[Extracted records]
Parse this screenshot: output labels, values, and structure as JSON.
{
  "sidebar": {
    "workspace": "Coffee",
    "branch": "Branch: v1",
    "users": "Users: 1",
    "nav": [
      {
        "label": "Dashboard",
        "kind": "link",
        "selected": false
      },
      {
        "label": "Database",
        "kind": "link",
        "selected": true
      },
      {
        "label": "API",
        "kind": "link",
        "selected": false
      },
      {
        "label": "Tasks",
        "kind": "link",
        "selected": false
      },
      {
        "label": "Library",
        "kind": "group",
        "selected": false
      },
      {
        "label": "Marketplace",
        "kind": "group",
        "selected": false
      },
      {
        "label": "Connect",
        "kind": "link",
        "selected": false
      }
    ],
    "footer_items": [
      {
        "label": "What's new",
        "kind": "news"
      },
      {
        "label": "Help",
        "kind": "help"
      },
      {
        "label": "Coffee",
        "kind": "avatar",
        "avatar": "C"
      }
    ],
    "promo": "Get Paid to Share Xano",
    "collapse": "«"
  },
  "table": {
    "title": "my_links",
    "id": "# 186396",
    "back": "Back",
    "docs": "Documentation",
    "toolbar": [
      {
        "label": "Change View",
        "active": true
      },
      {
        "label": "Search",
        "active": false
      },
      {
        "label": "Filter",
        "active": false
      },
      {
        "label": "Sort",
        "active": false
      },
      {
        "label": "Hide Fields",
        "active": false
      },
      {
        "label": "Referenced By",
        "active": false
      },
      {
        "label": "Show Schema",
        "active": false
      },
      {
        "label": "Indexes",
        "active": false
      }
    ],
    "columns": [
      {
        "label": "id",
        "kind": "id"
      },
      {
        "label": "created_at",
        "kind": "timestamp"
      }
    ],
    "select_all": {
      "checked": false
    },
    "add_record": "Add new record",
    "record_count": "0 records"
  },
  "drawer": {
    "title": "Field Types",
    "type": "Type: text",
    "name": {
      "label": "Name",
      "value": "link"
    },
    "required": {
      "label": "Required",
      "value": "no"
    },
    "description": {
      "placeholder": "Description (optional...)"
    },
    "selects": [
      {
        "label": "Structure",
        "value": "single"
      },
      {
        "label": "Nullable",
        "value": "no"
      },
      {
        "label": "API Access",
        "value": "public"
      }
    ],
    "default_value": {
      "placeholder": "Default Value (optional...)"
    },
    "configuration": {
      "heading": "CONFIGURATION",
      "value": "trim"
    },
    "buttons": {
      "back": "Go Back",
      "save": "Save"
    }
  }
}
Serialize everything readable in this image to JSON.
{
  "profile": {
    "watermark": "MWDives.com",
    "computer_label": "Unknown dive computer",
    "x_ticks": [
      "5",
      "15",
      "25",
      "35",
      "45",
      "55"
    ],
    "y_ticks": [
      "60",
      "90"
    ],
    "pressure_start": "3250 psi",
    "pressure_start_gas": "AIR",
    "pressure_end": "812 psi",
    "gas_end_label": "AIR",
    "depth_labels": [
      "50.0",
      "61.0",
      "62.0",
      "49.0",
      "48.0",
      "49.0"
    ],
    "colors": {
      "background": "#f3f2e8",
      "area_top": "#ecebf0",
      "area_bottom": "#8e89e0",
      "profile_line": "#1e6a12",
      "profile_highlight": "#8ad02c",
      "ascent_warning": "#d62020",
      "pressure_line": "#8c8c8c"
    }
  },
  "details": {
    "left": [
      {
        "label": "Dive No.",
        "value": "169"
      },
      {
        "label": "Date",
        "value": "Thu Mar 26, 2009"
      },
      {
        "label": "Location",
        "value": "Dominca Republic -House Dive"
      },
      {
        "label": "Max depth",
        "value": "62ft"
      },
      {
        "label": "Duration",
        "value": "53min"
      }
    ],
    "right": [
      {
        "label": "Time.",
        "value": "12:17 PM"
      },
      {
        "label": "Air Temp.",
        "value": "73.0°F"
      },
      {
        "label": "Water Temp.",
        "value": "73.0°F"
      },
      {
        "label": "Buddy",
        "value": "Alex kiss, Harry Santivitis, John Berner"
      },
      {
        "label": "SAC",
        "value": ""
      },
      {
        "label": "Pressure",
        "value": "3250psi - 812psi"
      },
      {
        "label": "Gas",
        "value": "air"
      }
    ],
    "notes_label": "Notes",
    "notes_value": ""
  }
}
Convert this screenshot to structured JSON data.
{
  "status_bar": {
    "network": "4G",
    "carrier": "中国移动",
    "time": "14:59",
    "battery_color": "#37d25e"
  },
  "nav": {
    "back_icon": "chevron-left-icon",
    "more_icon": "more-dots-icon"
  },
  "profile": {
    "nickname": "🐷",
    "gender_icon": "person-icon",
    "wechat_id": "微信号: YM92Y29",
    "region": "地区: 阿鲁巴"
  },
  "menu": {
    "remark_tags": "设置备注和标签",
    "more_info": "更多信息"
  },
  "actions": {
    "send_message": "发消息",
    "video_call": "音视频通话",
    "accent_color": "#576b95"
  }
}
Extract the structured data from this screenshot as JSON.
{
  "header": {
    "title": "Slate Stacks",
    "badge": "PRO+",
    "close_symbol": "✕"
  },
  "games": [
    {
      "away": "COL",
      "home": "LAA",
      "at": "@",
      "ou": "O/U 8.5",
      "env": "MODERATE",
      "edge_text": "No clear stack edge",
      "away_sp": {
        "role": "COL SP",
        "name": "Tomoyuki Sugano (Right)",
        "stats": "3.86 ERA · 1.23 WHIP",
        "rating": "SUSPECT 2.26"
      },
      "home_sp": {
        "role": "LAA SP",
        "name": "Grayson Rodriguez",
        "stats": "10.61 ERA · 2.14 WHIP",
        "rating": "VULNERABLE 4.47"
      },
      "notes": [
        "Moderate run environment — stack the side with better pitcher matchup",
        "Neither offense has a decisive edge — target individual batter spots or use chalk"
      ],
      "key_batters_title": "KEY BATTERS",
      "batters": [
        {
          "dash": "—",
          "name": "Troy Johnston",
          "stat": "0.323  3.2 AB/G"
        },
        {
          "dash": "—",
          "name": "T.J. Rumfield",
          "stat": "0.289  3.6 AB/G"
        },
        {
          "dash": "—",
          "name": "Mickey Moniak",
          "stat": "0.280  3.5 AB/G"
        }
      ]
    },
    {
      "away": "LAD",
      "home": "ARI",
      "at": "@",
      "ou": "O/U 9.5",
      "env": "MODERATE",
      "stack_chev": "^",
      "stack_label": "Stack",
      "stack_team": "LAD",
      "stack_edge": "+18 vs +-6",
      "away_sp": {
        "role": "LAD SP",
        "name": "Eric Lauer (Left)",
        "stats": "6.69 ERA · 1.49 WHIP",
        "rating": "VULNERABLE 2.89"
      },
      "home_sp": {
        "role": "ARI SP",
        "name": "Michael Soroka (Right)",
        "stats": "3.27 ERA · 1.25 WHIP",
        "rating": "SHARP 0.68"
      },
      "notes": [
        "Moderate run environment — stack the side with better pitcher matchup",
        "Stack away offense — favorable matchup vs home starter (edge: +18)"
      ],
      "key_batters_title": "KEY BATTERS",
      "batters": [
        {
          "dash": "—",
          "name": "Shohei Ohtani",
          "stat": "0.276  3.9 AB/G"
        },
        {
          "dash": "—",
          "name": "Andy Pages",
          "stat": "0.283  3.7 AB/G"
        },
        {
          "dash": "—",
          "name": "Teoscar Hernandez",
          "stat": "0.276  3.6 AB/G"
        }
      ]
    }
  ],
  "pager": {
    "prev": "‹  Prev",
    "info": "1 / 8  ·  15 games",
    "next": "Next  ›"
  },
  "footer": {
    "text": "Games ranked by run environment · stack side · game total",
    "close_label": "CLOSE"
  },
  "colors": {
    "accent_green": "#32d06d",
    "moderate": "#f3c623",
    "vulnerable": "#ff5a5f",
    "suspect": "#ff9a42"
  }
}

Your goal
Once more, set down the full listing, verbatim.

Exercise solution
Parse this screenshot: output labels, values, and structure as JSON.
{
  "sidebar": {
    "workspace": "Coffee",
    "branch": "Branch: v1",
    "users": "Users: 1",
    "nav": [
      {
        "label": "Dashboard",
        "kind": "link",
        "selected": false
      },
      {
        "label": "Database",
        "kind": "link",
        "selected": true
      },
      {
        "label": "API",
        "kind": "link",
        "selected": false
      },
      {
        "label": "Tasks",
        "kind": "link",
        "selected": false
      },
      {
        "label": "Library",
        "kind": "group",
        "selected": false
      },
      {
        "label": "Marketplace",
        "kind": "group",
        "selected": false
      },
      {
        "label": "Connect",
        "kind": "link",
        "selected": false
      }
    ],
    "footer_items": [
      {
        "label": "What's new",
        "kind": "news"
      },
      {
        "label": "Help",
        "kind": "help"
      },
      {
        "label": "Coffee",
        "kind": "avatar",
        "avatar": "C"
      }
    ],
    "promo": "Get Paid to Share Xano",
    "collapse": "«"
  },
  "table": {
    "title": "my_links",
    "id": "# 186396",
    "back": "Back",
    "docs": "Documentation",
    "toolbar": [
      {
        "label": "Change View",
        "active": true
      },
      {
        "label": "Search",
        "active": false
      },
      {
        "label": "Filter",
        "active": false
      },
      {
        "label": "Sort",
        "active": false
      },
      {
        "label": "Hide Fields",
        "active": false
      },
      {
        "label": "Referenced By",
        "active": false
      },
      {
        "label": "Show Schema",
        "active": false
      },
      {
        "label": "Indexes",
        "active": false
      }
    ],
    "columns": [
      {
        "label": "id",
        "kind": "id"
      },
      {
        "label": "created_at",
        "kind": "timestamp"
      }
    ],
    "select_all": {
      "checked": false
    },
    "add_record": "Add new record",
    "record_count": "0 records"
  },
  "drawer": {
    "title": "Field Types",
    "type": "Type: text",
    "name": {
      "label": "Name",
      "value": "link"
    },
    "required": {
      "label": "Required",
      "value": "no"
    },
    "description": {
      "placeholder": "Description (optional...)"
    },
    "selects": [
      {
        "label": "Structure",
        "value": "single"
      },
      {
        "label": "Nullable",
        "value": "no"
      },
      {
        "label": "API Access",
        "value": "public"
      }
    ],
    "default_value": {
      "placeholder": "Default Value (optional...)"
    },
    "configuration": {
      "heading": "CONFIGURATION",
      "value": "trim"
    },
    "buttons": {
      "back": "Go Back",
      "save": "Save"
    }
  }
}
Serialize everything readable in this image to JSON.
{
  "profile": {
    "watermark": "MWDives.com",
    "computer_label": "Unknown dive computer",
    "x_ticks": [
      "5",
      "15",
      "25",
      "35",
      "45",
      "55"
    ],
    "y_ticks": [
      "60",
      "90"
    ],
    "pressure_start": "3250 psi",
    "pressure_start_gas": "AIR",
    "pressure_end": "812 psi",
    "gas_end_label": "AIR",
    "depth_labels": [
      "50.0",
      "61.0",
      "62.0",
      "49.0",
      "48.0",
      "49.0"
    ],
    "colors": {
      "background": "#f3f2e8",
      "area_top": "#ecebf0",
      "area_bottom": "#8e89e0",
      "profile_line": "#1e6a12",
      "profile_highlight": "#8ad02c",
      "ascent_warning": "#d62020",
      "pressure_line": "#8c8c8c"
    }
  },
  "details": {
    "left": [
      {
        "label": "Dive No.",
        "value": "169"
      },
      {
        "label": "Date",
        "value": "Thu Mar 26, 2009"
      },
      {
        "label": "Location",
        "value": "Dominca Republic -House Dive"
      },
      {
        "label": "Max depth",
        "value": "62ft"
      },
      {
        "label": "Duration",
        "value": "53min"
      }
    ],
    "right": [
      {
        "label": "Time.",
        "value": "12:17 PM"
      },
      {
        "label": "Air Temp.",
        "value": "73.0°F"
      },
      {
        "label": "Water Temp.",
        "value": "73.0°F"
      },
      {
        "label": "Buddy",
        "value": "Alex kiss, Harry Santivitis, John Berner"
      },
      {
        "label": "SAC",
        "value": ""
      },
      {
        "label": "Pressure",
        "value": "3250psi - 812psi"
      },
      {
        "label": "Gas",
        "value": "air"
      }
    ],
    "notes_label": "Notes",
    "notes_value": ""
  }
}
Convert this screenshot to structured JSON data.
{
  "status_bar": {
    "network": "4G",
    "carrier": "中国移动",
    "time": "14:59",
    "battery_color": "#37d25e"
  },
  "nav": {
    "back_icon": "chevron-left-icon",
    "more_icon": "more-dots-icon"
  },
  "profile": {
    "nickname": "🐷",
    "gender_icon": "person-icon",
    "wechat_id": "微信号: YM92Y29",
    "region": "地区: 阿鲁巴"
  },
  "menu": {
    "remark_tags": "设置备注和标签",
    "more_info": "更多信息"
  },
  "actions": {
    "send_message": "发消息",
    "video_call": "音视频通话",
    "accent_color": "#576b95"
  }
}
Extract the structured data from this screenshot as JSON.
{
  "header": {
    "title": "Slate Stacks",
    "badge": "PRO+",
    "close_symbol": "✕"
  },
  "games": [
    {
      "away": "COL",
      "home": "LAA",
      "at": "@",
      "ou": "O/U 8.5",
      "env": "MODERATE",
      "edge_text": "No clear stack edge",
      "away_sp": {
        "role": "COL SP",
        "name": "Tomoyuki Sugano (Right)",
        "stats": "3.86 ERA · 1.23 WHIP",
        "rating": "SUSPECT 2.26"
      },
      "home_sp": {
        "role": "LAA SP",
        "name": "Grayson Rodriguez",
        "stats": "10.61 ERA · 2.14 WHIP",
        "rating": "VULNERABLE 4.47"
      },
      "notes": [
        "Moderate run environment — stack the side with better pitcher matchup",
        "Neither offense has a decisive edge — target individual batter spots or use chalk"
      ],
      "key_batters_title": "KEY BATTERS",
      "batters": [
        {
          "dash": "—",
          "name": "Troy Johnston",
          "stat": "0.323  3.2 AB/G"
        },
        {
          "dash": "—",
          "name": "T.J. Rumfield",
          "stat": "0.289  3.6 AB/G"
        },
        {
          "dash": "—",
          "name": "Mickey Moniak",
          "stat": "0.280  3.5 AB/G"
        }
      ]
    },
    {
      "away": "LAD",
      "home": "ARI",
      "at": "@",
      "ou": "O/U 9.5",
      "env": "MODERATE",
      "stack_chev": "^",
      "stack_label": "Stack",
      "stack_team": "LAD",
      "stack_edge": "+18 vs +-6",
      "away_sp": {
        "role": "LAD SP",
        "name": "Eric Lauer (Left)",
        "stats": "6.69 ERA · 1.49 WHIP",
        "rating": "VULNERABLE 2.89"
      },
      "home_sp": {
        "role": "ARI SP",
        "name": "Michael Soroka (Right)",
        "stats": "3.27 ERA · 1.25 WHIP",
        "rating": "SHARP 0.68"
      },
      "notes": [
        "Moderate run environment — stack the side with better pitcher matchup",
        "Stack away offense — favorable matchup vs home starter (edge: +18)"
      ],
      "key_batters_title": "KEY BATTERS",
      "batters": [
        {
          "dash": "—",
          "name": "Shohei Ohtani",
          "stat": "0.276  3.9 AB/G"
        },
        {
          "dash": "—",
          "name": "Andy Pages",
          "stat": "0.283  3.7 AB/G"
        },
        {
          "dash": "—",
          "name": "Teoscar Hernandez",
          "stat": "0.276  3.6 AB/G"
        }
      ]
    }
  ],
  "pager": {
    "prev": "‹  Prev",
    "info": "1 / 8  ·  15 games",
    "next": "Next  ›"
  },
  "footer": {
    "text": "Games ranked by run environment · stack side · game total",
    "close_label": "CLOSE"
  },
  "colors": {
    "accent_green": "#32d06d",
    "moderate": "#f3c623",
    "vulnerable": "#ff5a5f",
    "suspect": "#ff9a42"
  }
}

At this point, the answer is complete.